→ **PROBLEM**
Copy out the entries exactly, from the first line to the last.

→ **AVAILABLE RECORDS**
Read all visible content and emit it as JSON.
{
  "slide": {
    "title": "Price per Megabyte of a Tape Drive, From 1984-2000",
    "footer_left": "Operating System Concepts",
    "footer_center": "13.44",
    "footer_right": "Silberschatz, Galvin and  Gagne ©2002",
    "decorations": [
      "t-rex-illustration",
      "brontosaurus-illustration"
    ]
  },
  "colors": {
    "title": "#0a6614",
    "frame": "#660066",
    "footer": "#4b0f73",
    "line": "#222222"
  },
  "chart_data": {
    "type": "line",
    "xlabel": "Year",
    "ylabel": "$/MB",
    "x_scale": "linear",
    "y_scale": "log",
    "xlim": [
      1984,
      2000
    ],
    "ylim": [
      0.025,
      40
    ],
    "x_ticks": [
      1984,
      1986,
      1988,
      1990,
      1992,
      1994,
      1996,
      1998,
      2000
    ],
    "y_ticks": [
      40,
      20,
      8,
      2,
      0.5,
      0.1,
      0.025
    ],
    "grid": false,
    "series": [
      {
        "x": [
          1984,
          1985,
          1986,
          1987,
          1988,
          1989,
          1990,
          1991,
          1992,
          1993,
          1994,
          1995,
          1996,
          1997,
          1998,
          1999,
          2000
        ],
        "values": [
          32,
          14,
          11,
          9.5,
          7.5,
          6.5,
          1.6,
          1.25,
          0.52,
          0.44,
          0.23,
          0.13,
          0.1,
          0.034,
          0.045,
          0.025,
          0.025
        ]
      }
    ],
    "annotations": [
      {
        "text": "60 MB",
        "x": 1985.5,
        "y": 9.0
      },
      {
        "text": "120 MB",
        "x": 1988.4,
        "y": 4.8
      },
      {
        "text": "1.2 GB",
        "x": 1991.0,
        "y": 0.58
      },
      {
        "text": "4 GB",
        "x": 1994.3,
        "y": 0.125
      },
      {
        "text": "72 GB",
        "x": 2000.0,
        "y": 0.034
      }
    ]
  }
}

→ **RESPONSE**
Read all visible content and emit it as JSON.
{
  "slide": {
    "title": "Price per Megabyte of a Tape Drive, From 1984-2000",
    "footer_left": "Operating System Concepts",
    "footer_center": "13.44",
    "footer_right": "Silberschatz, Galvin and  Gagne ©2002",
    "decorations": [
      "t-rex-illustration",
      "brontosaurus-illustration"
    ]
  },
  "colors": {
    "title": "#0a6614",
    "frame": "#660066",
    "footer": "#4b0f73",
    "line": "#222222"
  },
  "chart_data": {
    "type": "line",
    "xlabel": "Year",
    "ylabel": "$/MB",
    "x_scale": "linear",
    "y_scale": "log",
    "xlim": [
      1984,
      2000
    ],
    "ylim": [
      0.025,
      40
    ],
    "x_ticks": [
      1984,
      1986,
      1988,
      1990,
      1992,
      1994,
      1996,
      1998,
      2000
    ],
    "y_ticks": [
      40,
      20,
      8,
      2,
      0.5,
      0.1,
      0.025
    ],
    "grid": false,
    "series": [
      {
        "x": [
          1984,
          1985,
          1986,
          1987,
          1988,
          1989,
          1990,
          1991,
          1992,
          1993,
          1994,
          1995,
          1996,
          1997,
          1998,
          1999,
          2000
        ],
        "values": [
          32,
          14,
          11,
          9.5,
          7.5,
          6.5,
          1.6,
          1.25,
          0.52,
          0.44,
          0.23,
          0.13,
          0.1,
          0.034,
          0.045,
          0.025,
          0.025
        ]
      }
    ],
    "annotations": [
      {
        "text": "60 MB",
        "x": 1985.5,
        "y": 9.0
      },
      {
        "text": "120 MB",
        "x": 1988.4,
        "y": 4.8
      },
      {
        "text": "1.2 GB",
        "x": 1991.0,
        "y": 0.58
      },
      {
        "text": "4 GB",
        "x": 1994.3,
        "y": 0.125
      },
      {
        "text": "72 GB",
        "x": 2000.0,
        "y": 0.034
      }
    ]
  }
}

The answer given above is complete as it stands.